- _Aim of the exercise_: Look through the lines below and state how many hold the word "structured". Write only the number.
--- start Material for the task ---
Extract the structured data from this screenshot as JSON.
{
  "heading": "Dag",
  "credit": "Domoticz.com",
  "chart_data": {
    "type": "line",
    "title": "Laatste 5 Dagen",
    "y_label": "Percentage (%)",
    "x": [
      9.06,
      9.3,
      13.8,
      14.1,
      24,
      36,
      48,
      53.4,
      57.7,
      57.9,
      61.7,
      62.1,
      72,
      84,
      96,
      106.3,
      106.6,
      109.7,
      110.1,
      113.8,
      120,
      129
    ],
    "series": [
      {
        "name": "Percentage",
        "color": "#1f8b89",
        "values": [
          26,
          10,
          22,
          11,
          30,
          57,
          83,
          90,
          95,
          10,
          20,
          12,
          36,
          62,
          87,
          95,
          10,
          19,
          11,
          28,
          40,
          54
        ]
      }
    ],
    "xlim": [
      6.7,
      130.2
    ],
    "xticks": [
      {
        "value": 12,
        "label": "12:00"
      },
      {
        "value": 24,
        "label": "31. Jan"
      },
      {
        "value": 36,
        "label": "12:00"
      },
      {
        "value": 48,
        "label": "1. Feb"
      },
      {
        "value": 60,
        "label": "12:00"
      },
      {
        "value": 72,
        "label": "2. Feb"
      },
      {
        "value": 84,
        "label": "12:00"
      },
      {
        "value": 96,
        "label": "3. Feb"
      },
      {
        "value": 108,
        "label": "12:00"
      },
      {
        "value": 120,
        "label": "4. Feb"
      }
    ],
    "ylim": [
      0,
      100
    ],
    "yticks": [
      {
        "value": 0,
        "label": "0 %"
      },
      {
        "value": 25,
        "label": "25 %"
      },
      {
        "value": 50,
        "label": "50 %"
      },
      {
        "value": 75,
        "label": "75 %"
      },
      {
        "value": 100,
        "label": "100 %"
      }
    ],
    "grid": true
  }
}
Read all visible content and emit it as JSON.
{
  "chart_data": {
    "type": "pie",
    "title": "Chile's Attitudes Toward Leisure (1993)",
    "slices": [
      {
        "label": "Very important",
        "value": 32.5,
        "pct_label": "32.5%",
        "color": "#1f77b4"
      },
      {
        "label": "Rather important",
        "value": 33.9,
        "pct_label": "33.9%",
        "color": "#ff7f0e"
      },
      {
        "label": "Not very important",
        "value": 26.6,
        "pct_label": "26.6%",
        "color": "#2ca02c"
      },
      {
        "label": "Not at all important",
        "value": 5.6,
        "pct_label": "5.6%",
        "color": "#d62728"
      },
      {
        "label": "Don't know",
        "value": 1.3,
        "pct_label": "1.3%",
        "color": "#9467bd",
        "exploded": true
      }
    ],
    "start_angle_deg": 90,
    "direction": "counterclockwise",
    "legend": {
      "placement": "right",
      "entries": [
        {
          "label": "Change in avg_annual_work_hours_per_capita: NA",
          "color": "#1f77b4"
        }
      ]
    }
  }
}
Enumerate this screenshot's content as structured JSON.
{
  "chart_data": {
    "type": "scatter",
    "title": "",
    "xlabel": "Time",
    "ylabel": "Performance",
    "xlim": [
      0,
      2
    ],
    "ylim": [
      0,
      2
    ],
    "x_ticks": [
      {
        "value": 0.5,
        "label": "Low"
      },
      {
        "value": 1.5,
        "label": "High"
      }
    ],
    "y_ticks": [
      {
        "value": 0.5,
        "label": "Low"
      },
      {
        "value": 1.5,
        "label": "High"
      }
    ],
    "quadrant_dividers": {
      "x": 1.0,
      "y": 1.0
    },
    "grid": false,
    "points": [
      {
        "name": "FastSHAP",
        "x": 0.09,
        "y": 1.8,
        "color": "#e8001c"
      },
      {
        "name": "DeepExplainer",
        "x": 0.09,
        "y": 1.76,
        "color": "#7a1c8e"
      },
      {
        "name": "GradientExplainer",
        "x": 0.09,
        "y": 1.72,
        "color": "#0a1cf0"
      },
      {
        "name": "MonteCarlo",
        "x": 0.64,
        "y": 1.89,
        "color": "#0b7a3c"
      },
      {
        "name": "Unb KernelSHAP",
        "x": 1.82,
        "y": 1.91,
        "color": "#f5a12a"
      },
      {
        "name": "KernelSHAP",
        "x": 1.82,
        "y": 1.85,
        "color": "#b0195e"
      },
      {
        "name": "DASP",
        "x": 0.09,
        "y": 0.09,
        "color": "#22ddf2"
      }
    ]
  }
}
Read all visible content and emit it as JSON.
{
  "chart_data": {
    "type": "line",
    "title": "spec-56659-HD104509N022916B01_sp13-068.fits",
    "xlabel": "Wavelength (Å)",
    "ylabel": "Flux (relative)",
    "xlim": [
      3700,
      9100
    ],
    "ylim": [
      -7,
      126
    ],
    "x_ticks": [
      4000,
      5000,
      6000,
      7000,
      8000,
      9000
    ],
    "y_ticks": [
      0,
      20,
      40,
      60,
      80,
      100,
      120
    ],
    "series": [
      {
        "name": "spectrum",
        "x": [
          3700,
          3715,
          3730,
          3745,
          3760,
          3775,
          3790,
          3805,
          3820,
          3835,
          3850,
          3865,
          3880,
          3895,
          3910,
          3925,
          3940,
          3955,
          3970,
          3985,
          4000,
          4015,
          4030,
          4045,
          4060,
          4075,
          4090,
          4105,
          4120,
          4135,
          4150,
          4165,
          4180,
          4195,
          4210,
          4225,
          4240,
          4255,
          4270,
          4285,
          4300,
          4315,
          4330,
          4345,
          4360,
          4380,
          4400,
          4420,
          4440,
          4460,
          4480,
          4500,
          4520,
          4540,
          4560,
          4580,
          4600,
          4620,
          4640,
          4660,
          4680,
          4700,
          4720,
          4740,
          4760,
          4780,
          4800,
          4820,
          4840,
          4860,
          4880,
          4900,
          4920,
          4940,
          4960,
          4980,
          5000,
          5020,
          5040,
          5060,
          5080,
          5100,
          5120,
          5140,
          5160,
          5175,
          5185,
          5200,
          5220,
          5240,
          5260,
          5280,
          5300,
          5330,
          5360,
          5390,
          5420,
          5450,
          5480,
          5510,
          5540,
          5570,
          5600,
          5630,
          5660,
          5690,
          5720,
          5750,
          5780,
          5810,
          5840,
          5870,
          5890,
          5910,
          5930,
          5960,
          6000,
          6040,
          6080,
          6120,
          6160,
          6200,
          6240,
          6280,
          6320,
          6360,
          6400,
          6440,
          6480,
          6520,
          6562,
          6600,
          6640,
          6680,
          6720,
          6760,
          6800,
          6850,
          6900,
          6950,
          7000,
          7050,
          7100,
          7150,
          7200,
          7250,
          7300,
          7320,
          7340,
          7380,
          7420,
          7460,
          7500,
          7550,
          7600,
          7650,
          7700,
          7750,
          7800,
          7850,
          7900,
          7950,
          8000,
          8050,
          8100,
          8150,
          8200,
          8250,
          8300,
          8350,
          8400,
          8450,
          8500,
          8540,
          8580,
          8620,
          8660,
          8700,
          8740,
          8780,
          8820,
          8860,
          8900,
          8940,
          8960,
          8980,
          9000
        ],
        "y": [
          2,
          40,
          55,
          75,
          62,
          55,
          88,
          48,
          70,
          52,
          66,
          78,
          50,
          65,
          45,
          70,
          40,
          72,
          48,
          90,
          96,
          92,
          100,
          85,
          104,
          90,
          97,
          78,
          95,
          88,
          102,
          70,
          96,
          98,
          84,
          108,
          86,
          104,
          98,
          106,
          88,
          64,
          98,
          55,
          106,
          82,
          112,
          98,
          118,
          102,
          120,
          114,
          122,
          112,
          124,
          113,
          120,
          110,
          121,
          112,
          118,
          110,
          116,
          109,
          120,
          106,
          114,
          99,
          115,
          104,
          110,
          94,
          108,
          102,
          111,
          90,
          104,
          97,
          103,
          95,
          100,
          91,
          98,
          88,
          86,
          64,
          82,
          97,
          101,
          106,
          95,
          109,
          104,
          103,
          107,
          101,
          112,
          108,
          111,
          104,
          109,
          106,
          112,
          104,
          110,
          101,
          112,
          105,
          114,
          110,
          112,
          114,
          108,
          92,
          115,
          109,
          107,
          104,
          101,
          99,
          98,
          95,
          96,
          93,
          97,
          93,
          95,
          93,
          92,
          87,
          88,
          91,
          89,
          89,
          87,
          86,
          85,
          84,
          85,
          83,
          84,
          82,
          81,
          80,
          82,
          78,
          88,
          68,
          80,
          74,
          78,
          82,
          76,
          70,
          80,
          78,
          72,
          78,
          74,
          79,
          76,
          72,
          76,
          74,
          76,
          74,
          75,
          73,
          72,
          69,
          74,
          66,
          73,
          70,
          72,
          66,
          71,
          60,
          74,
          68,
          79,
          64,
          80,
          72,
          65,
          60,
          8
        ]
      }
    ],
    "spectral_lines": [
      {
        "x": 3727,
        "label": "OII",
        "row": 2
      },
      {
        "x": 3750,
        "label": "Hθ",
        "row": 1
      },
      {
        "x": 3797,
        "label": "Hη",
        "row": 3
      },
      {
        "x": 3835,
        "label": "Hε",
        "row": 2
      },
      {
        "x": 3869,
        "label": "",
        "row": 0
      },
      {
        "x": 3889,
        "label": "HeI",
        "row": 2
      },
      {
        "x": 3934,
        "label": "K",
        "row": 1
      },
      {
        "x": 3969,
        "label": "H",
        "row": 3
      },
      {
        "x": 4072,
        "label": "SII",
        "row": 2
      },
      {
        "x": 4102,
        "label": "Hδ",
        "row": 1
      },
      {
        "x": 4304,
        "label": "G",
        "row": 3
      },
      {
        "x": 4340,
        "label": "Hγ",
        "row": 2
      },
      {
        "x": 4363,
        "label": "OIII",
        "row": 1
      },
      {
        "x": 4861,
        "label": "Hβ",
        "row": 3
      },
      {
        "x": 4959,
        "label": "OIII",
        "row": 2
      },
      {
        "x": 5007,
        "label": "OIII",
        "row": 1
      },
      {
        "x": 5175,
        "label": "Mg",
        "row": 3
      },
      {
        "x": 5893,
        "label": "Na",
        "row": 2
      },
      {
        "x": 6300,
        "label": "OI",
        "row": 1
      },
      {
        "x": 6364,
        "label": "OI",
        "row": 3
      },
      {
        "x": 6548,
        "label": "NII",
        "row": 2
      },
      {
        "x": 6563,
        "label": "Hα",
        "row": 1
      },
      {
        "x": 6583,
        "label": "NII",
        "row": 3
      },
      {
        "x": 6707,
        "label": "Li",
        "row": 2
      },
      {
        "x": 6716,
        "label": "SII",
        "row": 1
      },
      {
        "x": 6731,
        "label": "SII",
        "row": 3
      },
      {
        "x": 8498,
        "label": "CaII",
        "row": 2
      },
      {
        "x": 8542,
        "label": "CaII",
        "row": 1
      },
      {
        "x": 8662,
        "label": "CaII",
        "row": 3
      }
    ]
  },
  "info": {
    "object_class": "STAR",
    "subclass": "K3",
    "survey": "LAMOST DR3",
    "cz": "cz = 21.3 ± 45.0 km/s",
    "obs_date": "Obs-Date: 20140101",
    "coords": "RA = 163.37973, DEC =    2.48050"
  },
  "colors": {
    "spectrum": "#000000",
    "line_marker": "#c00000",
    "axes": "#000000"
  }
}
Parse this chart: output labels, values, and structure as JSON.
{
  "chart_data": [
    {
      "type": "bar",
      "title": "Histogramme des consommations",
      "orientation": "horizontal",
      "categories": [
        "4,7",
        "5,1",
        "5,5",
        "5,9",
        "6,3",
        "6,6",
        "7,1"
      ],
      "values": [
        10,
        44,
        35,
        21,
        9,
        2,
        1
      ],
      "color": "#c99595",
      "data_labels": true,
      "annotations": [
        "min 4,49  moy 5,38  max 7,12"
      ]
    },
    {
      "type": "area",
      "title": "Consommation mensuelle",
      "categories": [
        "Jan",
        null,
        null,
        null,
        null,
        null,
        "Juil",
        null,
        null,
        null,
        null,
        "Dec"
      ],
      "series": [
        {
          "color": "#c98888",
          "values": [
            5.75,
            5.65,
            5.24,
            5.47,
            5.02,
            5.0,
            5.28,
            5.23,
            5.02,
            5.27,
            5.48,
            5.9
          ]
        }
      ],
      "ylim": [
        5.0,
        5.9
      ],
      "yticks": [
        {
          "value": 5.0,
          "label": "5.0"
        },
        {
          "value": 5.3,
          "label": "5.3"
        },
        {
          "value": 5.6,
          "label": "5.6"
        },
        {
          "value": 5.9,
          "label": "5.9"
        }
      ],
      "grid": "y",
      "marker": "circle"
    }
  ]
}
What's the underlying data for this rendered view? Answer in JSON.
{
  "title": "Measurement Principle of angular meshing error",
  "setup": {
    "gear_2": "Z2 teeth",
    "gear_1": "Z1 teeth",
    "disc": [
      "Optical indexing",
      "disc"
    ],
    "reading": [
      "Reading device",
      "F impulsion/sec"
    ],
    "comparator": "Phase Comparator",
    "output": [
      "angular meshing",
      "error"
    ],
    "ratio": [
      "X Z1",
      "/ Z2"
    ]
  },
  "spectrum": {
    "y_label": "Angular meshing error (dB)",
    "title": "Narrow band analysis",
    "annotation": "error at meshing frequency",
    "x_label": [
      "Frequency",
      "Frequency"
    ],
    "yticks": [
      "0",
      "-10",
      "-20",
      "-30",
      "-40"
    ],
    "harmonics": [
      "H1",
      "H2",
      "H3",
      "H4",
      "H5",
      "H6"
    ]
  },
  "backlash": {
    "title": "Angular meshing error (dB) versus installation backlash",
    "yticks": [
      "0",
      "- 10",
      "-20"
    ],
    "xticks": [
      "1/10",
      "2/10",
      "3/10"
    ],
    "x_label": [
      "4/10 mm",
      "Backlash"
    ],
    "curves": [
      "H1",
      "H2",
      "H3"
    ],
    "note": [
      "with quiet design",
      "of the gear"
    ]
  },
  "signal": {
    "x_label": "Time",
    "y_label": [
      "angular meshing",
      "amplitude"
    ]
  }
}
--- end Material for the task ---
- _Right answer_: 2